Exactly how many lines have the word "JSON"? Answer with the bare number.

▸ STORED RECORDS
"""

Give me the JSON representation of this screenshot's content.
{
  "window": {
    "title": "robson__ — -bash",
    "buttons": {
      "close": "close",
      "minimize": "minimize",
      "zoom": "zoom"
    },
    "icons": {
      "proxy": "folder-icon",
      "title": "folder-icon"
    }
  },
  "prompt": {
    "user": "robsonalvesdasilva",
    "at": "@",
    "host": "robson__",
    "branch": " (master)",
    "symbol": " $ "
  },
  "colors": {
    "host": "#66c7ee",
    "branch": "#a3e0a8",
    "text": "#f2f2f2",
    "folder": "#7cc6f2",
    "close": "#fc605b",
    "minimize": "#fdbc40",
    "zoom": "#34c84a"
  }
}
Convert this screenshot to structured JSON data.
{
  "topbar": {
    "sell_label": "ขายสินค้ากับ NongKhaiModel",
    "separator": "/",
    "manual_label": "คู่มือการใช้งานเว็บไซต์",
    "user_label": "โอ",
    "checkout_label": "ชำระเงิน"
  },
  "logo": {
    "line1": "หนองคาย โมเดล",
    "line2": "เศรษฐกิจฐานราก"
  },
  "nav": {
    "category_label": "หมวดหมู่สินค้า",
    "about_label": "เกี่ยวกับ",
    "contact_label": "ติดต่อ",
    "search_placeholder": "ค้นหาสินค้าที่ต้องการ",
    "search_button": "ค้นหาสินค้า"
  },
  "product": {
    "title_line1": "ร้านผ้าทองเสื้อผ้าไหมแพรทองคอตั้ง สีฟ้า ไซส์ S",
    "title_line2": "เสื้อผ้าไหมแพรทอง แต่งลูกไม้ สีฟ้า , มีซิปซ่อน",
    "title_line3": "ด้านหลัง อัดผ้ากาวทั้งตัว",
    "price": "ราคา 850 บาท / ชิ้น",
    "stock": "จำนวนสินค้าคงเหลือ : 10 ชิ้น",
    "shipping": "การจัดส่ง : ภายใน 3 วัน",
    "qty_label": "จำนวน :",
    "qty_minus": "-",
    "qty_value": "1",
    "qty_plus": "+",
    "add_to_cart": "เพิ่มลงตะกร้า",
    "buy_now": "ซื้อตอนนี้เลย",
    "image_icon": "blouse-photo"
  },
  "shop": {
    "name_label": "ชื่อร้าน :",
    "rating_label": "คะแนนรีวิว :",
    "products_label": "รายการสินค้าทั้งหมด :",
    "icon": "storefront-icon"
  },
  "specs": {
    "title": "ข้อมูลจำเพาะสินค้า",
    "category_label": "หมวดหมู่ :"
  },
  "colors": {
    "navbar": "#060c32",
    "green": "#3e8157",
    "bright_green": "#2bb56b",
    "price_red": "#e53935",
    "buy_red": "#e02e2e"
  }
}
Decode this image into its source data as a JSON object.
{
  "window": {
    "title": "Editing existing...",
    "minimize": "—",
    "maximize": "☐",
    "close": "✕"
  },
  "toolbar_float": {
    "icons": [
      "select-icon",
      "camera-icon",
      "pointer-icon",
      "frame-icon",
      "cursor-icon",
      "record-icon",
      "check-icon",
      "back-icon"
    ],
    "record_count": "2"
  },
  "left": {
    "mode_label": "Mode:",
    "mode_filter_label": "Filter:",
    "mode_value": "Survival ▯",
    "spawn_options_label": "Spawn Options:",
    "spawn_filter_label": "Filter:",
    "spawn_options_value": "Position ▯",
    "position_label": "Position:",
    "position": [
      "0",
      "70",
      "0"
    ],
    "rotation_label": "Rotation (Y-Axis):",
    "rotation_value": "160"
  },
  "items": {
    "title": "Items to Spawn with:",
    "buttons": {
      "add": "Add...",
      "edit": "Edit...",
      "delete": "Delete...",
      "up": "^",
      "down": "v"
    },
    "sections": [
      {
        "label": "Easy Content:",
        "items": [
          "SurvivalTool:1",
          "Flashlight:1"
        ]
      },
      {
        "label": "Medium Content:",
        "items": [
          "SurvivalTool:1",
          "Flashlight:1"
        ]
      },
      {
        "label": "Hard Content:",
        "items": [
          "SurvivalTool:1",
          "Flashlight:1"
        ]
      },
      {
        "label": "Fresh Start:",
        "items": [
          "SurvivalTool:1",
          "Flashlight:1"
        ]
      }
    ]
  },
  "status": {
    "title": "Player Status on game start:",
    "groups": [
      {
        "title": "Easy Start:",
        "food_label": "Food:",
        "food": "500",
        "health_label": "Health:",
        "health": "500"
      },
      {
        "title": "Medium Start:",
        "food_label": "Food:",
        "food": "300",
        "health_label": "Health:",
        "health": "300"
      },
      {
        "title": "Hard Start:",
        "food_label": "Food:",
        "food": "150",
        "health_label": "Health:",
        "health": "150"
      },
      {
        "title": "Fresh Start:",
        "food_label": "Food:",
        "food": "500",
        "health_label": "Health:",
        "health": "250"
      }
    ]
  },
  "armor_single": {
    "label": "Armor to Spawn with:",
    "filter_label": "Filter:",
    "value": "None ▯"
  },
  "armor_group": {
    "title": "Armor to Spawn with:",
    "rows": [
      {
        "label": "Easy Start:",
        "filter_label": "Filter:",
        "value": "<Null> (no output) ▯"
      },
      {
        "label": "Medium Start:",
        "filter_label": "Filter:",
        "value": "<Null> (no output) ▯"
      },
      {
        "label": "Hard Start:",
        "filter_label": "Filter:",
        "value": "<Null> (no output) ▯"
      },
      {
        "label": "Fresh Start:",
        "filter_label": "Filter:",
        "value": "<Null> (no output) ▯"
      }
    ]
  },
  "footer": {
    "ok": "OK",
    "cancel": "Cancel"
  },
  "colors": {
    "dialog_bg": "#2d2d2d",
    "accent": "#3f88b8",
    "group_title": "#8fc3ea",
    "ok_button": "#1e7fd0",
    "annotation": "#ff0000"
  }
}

"""

▸ RESULT BELOW
3